> _STATED EXERCISE_:
Copy every entry word for word, but skip the pictures.

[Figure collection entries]
⁂

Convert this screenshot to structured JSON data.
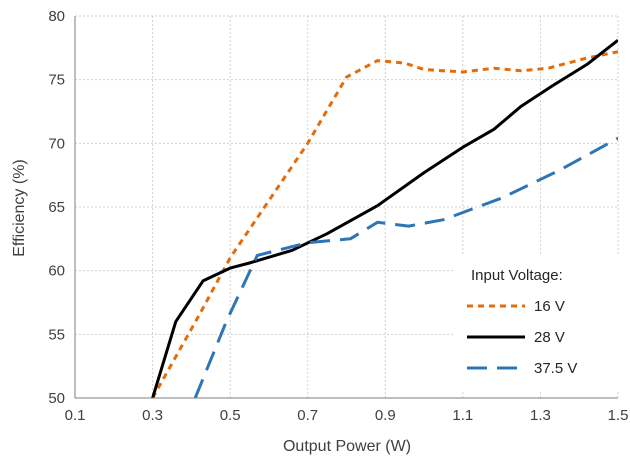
{
  "colors": {
    "background": "#ffffff",
    "grid": "#d0d0d0",
    "axis": "#7f7f7f",
    "text": "#404040"
  },
  "chart_data": {
    "type": "line",
    "title": "",
    "xlabel": "Output Power (W)",
    "ylabel": "Efficiency (%)",
    "xlim": [
      0.1,
      1.5
    ],
    "ylim": [
      50,
      80
    ],
    "xticks": [
      "0.1",
      "0.3",
      "0.5",
      "0.7",
      "0.9",
      "1.1",
      "1.3",
      "1.5"
    ],
    "yticks": [
      "50",
      "55",
      "60",
      "65",
      "70",
      "75",
      "80"
    ],
    "grid": true,
    "legend": {
      "title": "Input Voltage:",
      "placement": "bottom-right"
    },
    "series": [
      {
        "name": "16 V",
        "color": "#e46c0a",
        "dash": "short-dash",
        "points": [
          [
            0.3,
            50
          ],
          [
            0.42,
            56.5
          ],
          [
            0.5,
            61.0
          ],
          [
            0.6,
            65.5
          ],
          [
            0.7,
            70.0
          ],
          [
            0.8,
            75.2
          ],
          [
            0.88,
            76.5
          ],
          [
            0.95,
            76.3
          ],
          [
            1.0,
            75.8
          ],
          [
            1.1,
            75.6
          ],
          [
            1.18,
            75.9
          ],
          [
            1.25,
            75.7
          ],
          [
            1.32,
            75.9
          ],
          [
            1.42,
            76.7
          ],
          [
            1.5,
            77.2
          ]
        ]
      },
      {
        "name": "28 V",
        "color": "#000000",
        "dash": "solid",
        "points": [
          [
            0.3,
            50
          ],
          [
            0.36,
            56.0
          ],
          [
            0.43,
            59.2
          ],
          [
            0.5,
            60.2
          ],
          [
            0.55,
            60.6
          ],
          [
            0.66,
            61.6
          ],
          [
            0.75,
            62.9
          ],
          [
            0.88,
            65.1
          ],
          [
            1.0,
            67.7
          ],
          [
            1.1,
            69.7
          ],
          [
            1.18,
            71.1
          ],
          [
            1.25,
            72.9
          ],
          [
            1.33,
            74.5
          ],
          [
            1.42,
            76.2
          ],
          [
            1.5,
            78.1
          ]
        ]
      },
      {
        "name": "37.5 V",
        "color": "#2e75b6",
        "dash": "long-dash",
        "points": [
          [
            0.41,
            50
          ],
          [
            0.49,
            56.0
          ],
          [
            0.57,
            61.2
          ],
          [
            0.7,
            62.2
          ],
          [
            0.81,
            62.5
          ],
          [
            0.88,
            63.8
          ],
          [
            0.96,
            63.5
          ],
          [
            1.05,
            64.0
          ],
          [
            1.2,
            65.7
          ],
          [
            1.35,
            67.9
          ],
          [
            1.5,
            70.4
          ]
        ]
      }
    ]
  }
}
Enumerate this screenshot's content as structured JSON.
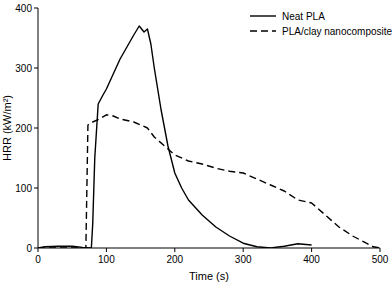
{
  "chart_data": {
    "type": "line",
    "x_label": "Time (s)",
    "y_label": "HRR (kW/m²)",
    "xlim": [
      0,
      500
    ],
    "xticks": [
      0,
      100,
      200,
      300,
      400,
      500
    ],
    "ylim": [
      0,
      400
    ],
    "yticks": [
      0,
      100,
      200,
      300,
      400
    ],
    "grid": false,
    "legend": "top-right",
    "series": [
      {
        "name": "Neat PLA",
        "color": "#000000",
        "line_style": "solid",
        "x": [
          0,
          10,
          30,
          50,
          65,
          78,
          80,
          83,
          88,
          95,
          100,
          110,
          120,
          130,
          140,
          148,
          155,
          160,
          165,
          170,
          180,
          190,
          200,
          210,
          220,
          240,
          260,
          280,
          300,
          320,
          340,
          360,
          380,
          400
        ],
        "values": [
          0,
          2,
          3,
          3,
          1,
          0,
          40,
          150,
          240,
          255,
          265,
          290,
          315,
          335,
          355,
          370,
          360,
          365,
          340,
          300,
          230,
          170,
          125,
          100,
          80,
          55,
          35,
          20,
          8,
          2,
          0,
          3,
          7,
          5
        ]
      },
      {
        "name": "PLA/clay nanocomposite",
        "color": "#000000",
        "line_style": "dashed",
        "x": [
          0,
          50,
          70,
          73,
          80,
          90,
          100,
          110,
          120,
          140,
          160,
          170,
          190,
          200,
          220,
          240,
          260,
          280,
          300,
          320,
          340,
          360,
          380,
          400,
          420,
          440,
          460,
          480,
          490,
          500
        ],
        "values": [
          0,
          0,
          0,
          205,
          210,
          215,
          222,
          220,
          215,
          210,
          200,
          185,
          165,
          155,
          145,
          140,
          133,
          128,
          125,
          115,
          105,
          95,
          80,
          75,
          55,
          35,
          20,
          8,
          2,
          0
        ]
      }
    ]
  }
}
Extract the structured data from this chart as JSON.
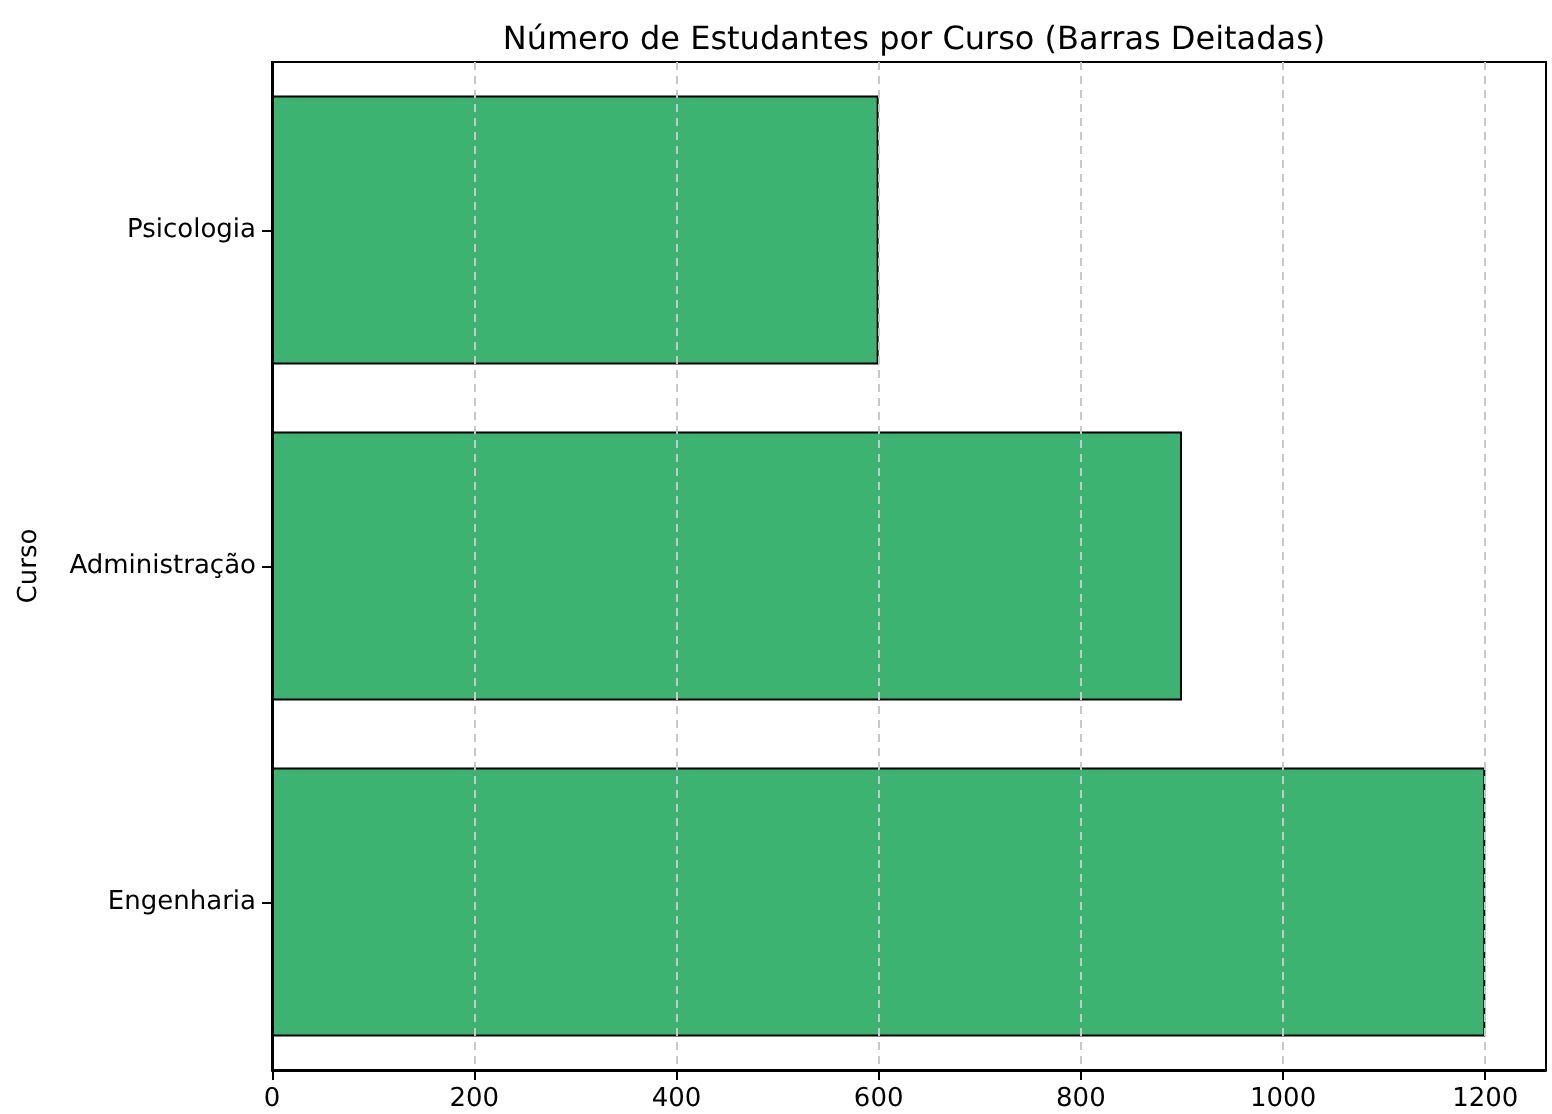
{
  "chart_data": {
    "type": "bar",
    "orientation": "horizontal",
    "title": "Número de Estudantes por Curso (Barras Deitadas)",
    "ylabel": "Curso",
    "categories": [
      "Psicologia",
      "Administração",
      "Engenharia"
    ],
    "values": [
      600,
      900,
      1200
    ],
    "color": "#3cb371",
    "xlim": [
      0,
      1260
    ],
    "xticks": [
      0,
      200,
      400,
      600,
      800,
      1000,
      1200
    ],
    "grid": "x"
  }
}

⁂

> _SOLUTION TO THIS TASK_:
Convert this screenshot to structured JSON data.
{
  "colors": {
    "background": "#ffffff",
    "grid": "#d0d0d0",
    "axis": "#7f7f7f",
    "text": "#404040"
  },
  "chart_data": {
    "type": "line",
    "title": "",
    "xlabel": "Output Power (W)",
    "ylabel": "Efficiency (%)",
    "xlim": [
      0.1,
      1.5
    ],
    "ylim": [
      50,
      80
    ],
    "xticks": [
      "0.1",
      "0.3",
      "0.5",
      "0.7",
      "0.9",
      "1.1",
      "1.3",
      "1.5"
    ],
    "yticks": [
      "50",
      "55",
      "60",
      "65",
      "70",
      "75",
      "80"
    ],
    "grid": true,
    "legend": {
      "title": "Input Voltage:",
      "placement": "bottom-right"
    },
    "series": [
      {
        "name": "16 V",
        "color": "#e46c0a",
        "dash": "short-dash",
        "points": [
          [
            0.3,
            50
          ],
          [
            0.42,
            56.5
          ],
          [
            0.5,
            61.0
          ],
          [
            0.6,
            65.5
          ],
          [
            0.7,
            70.0
          ],
          [
            0.8,
            75.2
          ],
          [
            0.88,
            76.5
          ],
          [
            0.95,
            76.3
          ],
          [
            1.0,
            75.8
          ],
          [
            1.1,
            75.6
          ],
          [
            1.18,
            75.9
          ],
          [
            1.25,
            75.7
          ],
          [
            1.32,
            75.9
          ],
          [
            1.42,
            76.7
          ],
          [
            1.5,
            77.2
          ]
        ]
      },
      {
        "name": "28 V",
        "color": "#000000",
        "dash": "solid",
        "points": [
          [
            0.3,
            50
          ],
          [
            0.36,
            56.0
          ],
          [
            0.43,
            59.2
          ],
          [
            0.5,
            60.2
          ],
          [
            0.55,
            60.6
          ],
          [
            0.66,
            61.6
          ],
          [
            0.75,
            62.9
          ],
          [
            0.88,
            65.1
          ],
          [
            1.0,
            67.7
          ],
          [
            1.1,
            69.7
          ],
          [
            1.18,
            71.1
          ],
          [
            1.25,
            72.9
          ],
          [
            1.33,
            74.5
          ],
          [
            1.42,
            76.2
          ],
          [
            1.5,
            78.1
          ]
        ]
      },
      {
        "name": "37.5 V",
        "color": "#2e75b6",
        "dash": "long-dash",
        "points": [
          [
            0.41,
            50
          ],
          [
            0.49,
            56.0
          ],
          [
            0.57,
            61.2
          ],
          [
            0.7,
            62.2
          ],
          [
            0.81,
            62.5
          ],
          [
            0.88,
            63.8
          ],
          [
            0.96,
            63.5
          ],
          [
            1.05,
            64.0
          ],
          [
            1.2,
            65.7
          ],
          [
            1.35,
            67.9
          ],
          [
            1.5,
            70.4
          ]
        ]
      }
    ]
  }
}
Enumerate this screenshot's content as structured JSON.
{
  "chart_data": {
    "type": "line",
    "x_label": "Time (s)",
    "y_label": "HRR (kW/m²)",
    "xlim": [
      0,
      500
    ],
    "xticks": [
      0,
      100,
      200,
      300,
      400,
      500
    ],
    "ylim": [
      0,
      400
    ],
    "yticks": [
      0,
      100,
      200,
      300,
      400
    ],
    "grid": false,
    "legend": "top-right",
    "series": [
      {
        "name": "Neat PLA",
        "color": "#000000",
        "line_style": "solid",
        "x": [
          0,
          10,
          30,
          50,
          65,
          78,
          80,
          83,
          88,
          95,
          100,
          110,
          120,
          130,
          140,
          148,
          155,
          160,
          165,
          170,
          180,
          190,
          200,
          210,
          220,
          240,
          260,
          280,
          300,
          320,
          340,
          360,
          380,
          400
        ],
        "values": [
          0,
          2,
          3,
          3,
          1,
          0,
          40,
          150,
          240,
          255,
          265,
          290,
          315,
          335,
          355,
          370,
          360,
          365,
          340,
          300,
          230,
          170,
          125,
          100,
          80,
          55,
          35,
          20,
          8,
          2,
          0,
          3,
          7,
          5
        ]
      },
      {
        "name": "PLA/clay nanocomposite",
        "color": "#000000",
        "line_style": "dashed",
        "x": [
          0,
          50,
          70,
          73,
          80,
          90,
          100,
          110,
          120,
          140,
          160,
          170,
          190,
          200,
          220,
          240,
          260,
          280,
          300,
          320,
          340,
          360,
          380,
          400,
          420,
          440,
          460,
          480,
          490,
          500
        ],
        "values": [
          0,
          0,
          0,
          205,
          210,
          215,
          222,
          220,
          215,
          210,
          200,
          185,
          165,
          155,
          145,
          140,
          133,
          128,
          125,
          115,
          105,
          95,
          80,
          75,
          55,
          35,
          20,
          8,
          2,
          0
        ]
      }
    ]
  }
}
Extract the structured data from this chart as JSON.
{
  "chart_data": {
    "type": "bar",
    "orientation": "horizontal",
    "title": "Número de Estudantes por Curso (Barras Deitadas)",
    "ylabel": "Curso",
    "categories": [
      "Psicologia",
      "Administração",
      "Engenharia"
    ],
    "values": [
      600,
      900,
      1200
    ],
    "color": "#3cb371",
    "xlim": [
      0,
      1260
    ],
    "xticks": [
      0,
      200,
      400,
      600,
      800,
      1000,
      1200
    ],
    "grid": "x"
  }
}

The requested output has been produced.